--- START OF Available data ---

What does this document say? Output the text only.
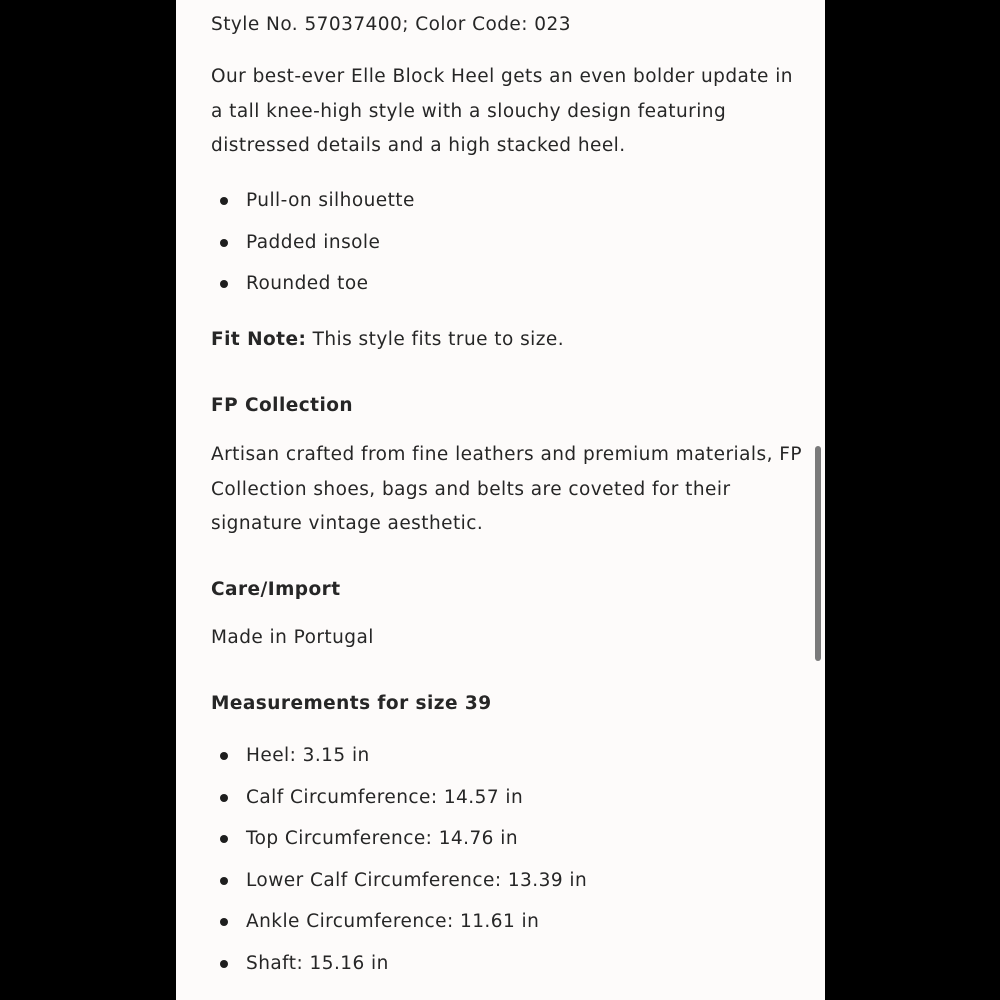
Style No. 57037400; Color Code: 023

Our best-ever Elle Block Heel gets an even bolder update in a tall knee-high style with a slouchy design featuring distressed details and a high stacked heel.

Pull-on silhouette
Padded insole
Rounded toe
Fit Note: This style fits true to size.
FP Collection

Artisan crafted from fine leathers and premium materials, FP Collection shoes, bags and belts are coveted for their signature vintage aesthetic.

Care/Import
Made in Portugal
Measurements for size 39
Heel: 3.15 in
Calf Circumference: 14.57 in
Top Circumference: 14.76 in
Lower Calf Circumference: 13.39 in
Ankle Circumference: 11.61 in
Shaft: 15.16 in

--- END OF Available data ---

*Work to complete*
Your job is to transcribe the entries above exactly; skip the pictures.

*Right answer*
What does this document say? Output the text only.
Style No. 57037400; Color Code: 023

Our best-ever Elle Block Heel gets an even bolder update in a tall knee-high style with a slouchy design featuring distressed details and a high stacked heel.

Pull-on silhouette
Padded insole
Rounded toe
Fit Note: This style fits true to size.
FP Collection

Artisan crafted from fine leathers and premium materials, FP Collection shoes, bags and belts are coveted for their signature vintage aesthetic.

Care/Import
Made in Portugal
Measurements for size 39
Heel: 3.15 in
Calf Circumference: 14.57 in
Top Circumference: 14.76 in
Lower Calf Circumference: 13.39 in
Ankle Circumference: 11.61 in
Shaft: 15.16 in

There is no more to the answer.